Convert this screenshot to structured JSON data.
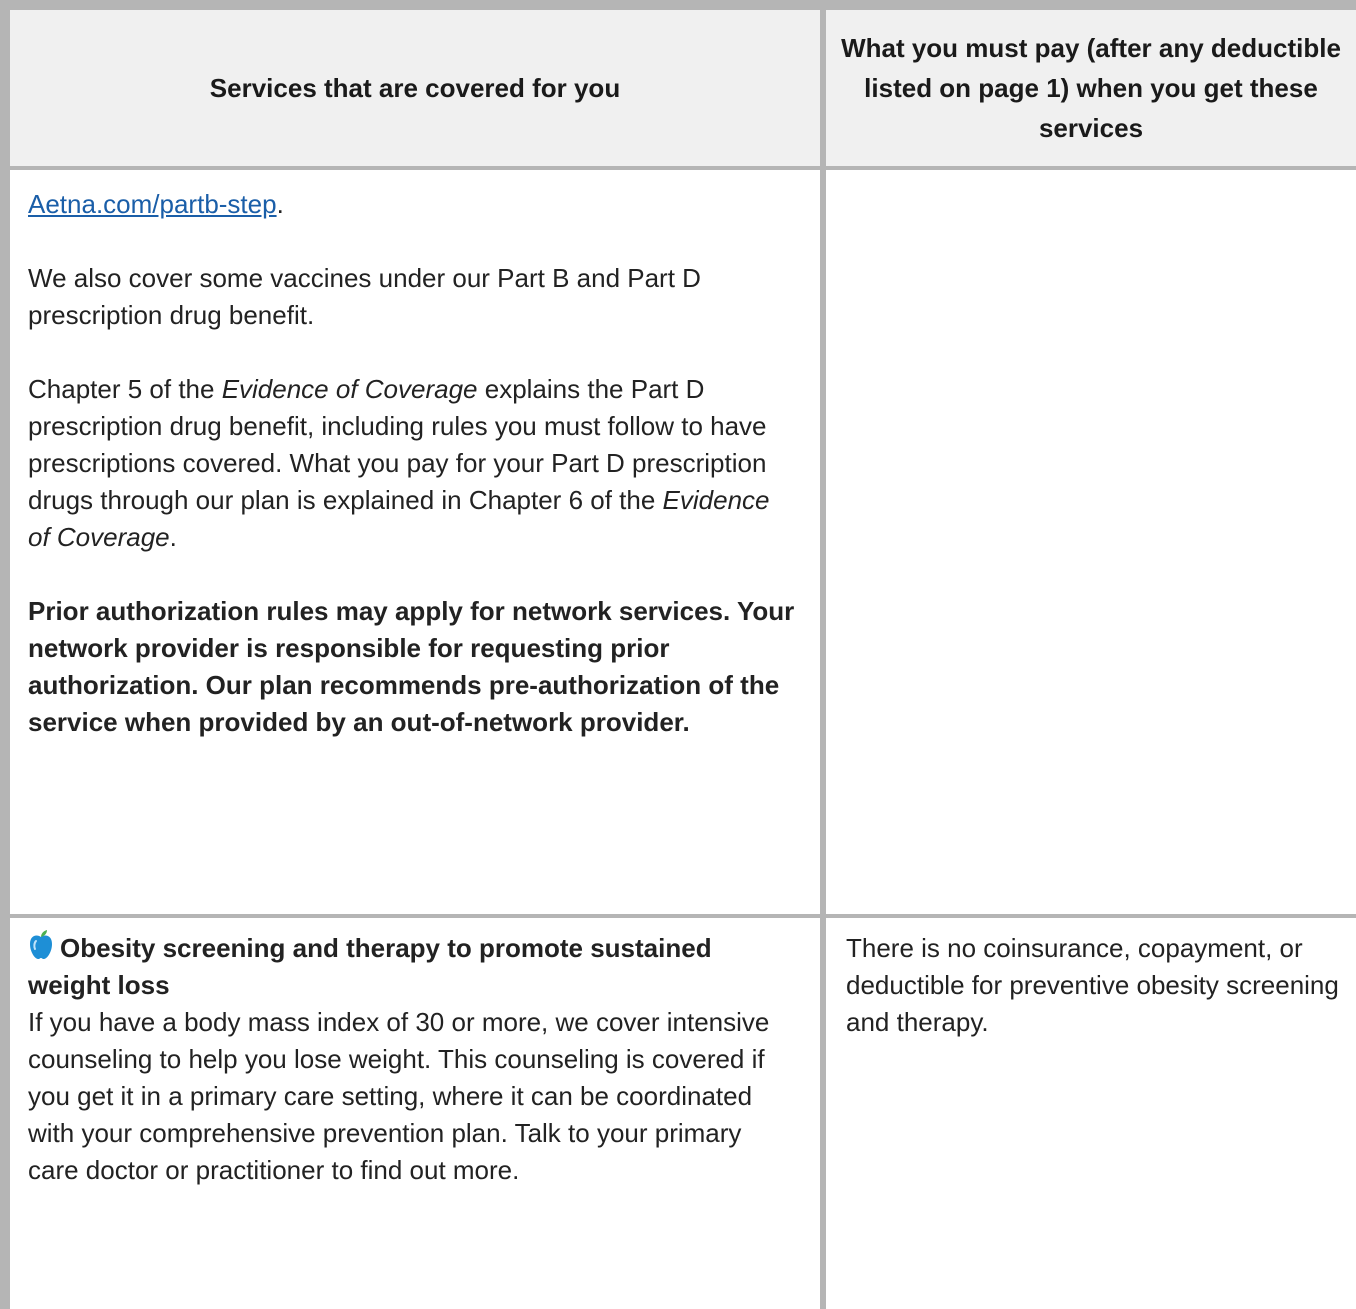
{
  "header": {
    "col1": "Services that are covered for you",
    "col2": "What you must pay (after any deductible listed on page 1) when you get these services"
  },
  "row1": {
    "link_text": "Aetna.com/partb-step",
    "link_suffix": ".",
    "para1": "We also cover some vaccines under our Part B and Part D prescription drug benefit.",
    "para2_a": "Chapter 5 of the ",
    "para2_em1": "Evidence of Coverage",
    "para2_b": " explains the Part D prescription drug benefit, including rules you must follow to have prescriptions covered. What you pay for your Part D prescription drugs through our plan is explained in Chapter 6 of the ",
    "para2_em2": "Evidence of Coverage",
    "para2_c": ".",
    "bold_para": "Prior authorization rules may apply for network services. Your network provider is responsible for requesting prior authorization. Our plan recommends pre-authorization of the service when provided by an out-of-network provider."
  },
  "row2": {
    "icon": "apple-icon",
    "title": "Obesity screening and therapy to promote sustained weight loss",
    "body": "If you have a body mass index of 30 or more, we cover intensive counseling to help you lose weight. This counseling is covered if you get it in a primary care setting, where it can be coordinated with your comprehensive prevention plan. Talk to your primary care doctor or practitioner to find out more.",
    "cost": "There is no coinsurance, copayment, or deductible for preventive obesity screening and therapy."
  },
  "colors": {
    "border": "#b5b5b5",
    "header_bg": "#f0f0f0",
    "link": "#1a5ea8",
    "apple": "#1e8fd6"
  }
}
...
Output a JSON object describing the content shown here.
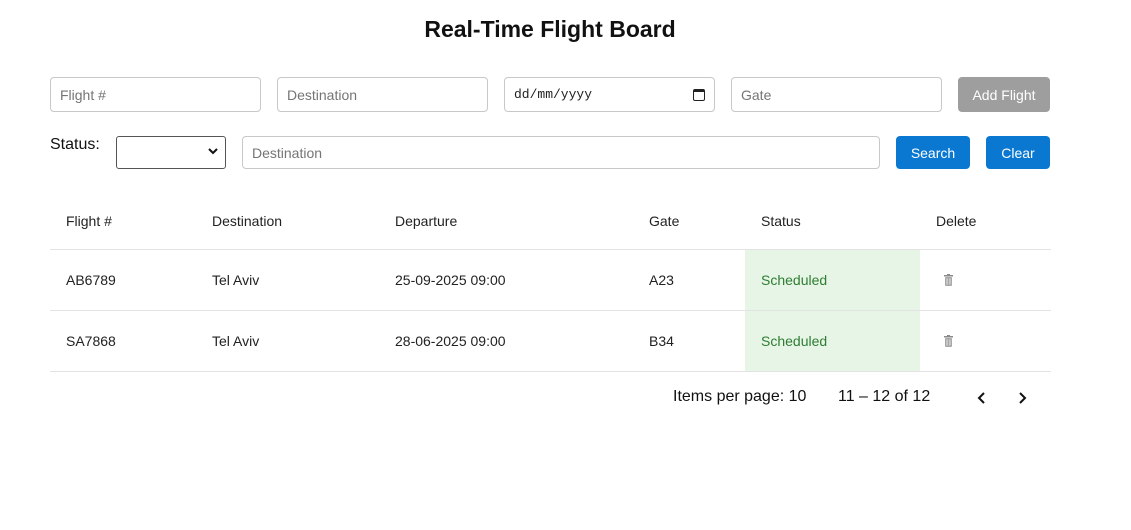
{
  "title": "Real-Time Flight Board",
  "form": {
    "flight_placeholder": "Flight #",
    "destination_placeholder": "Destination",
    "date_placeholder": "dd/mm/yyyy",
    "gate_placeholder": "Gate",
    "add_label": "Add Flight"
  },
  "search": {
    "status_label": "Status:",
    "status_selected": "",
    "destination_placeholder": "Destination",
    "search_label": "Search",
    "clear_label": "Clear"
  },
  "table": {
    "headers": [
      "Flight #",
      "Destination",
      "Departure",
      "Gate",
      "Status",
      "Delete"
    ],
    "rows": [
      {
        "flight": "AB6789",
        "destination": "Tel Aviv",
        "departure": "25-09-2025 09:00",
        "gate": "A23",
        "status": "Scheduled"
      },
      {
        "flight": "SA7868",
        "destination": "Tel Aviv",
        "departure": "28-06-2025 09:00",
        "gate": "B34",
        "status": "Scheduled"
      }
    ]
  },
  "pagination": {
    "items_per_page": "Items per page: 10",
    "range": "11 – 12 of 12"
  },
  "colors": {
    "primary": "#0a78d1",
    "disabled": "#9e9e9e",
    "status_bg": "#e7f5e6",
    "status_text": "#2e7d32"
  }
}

• [DIRECTION]
What is the number of lines in the listing that include the word "primary"? Give that number and nothing else.

• [SOLUTION TO THIS PROBLEM]
2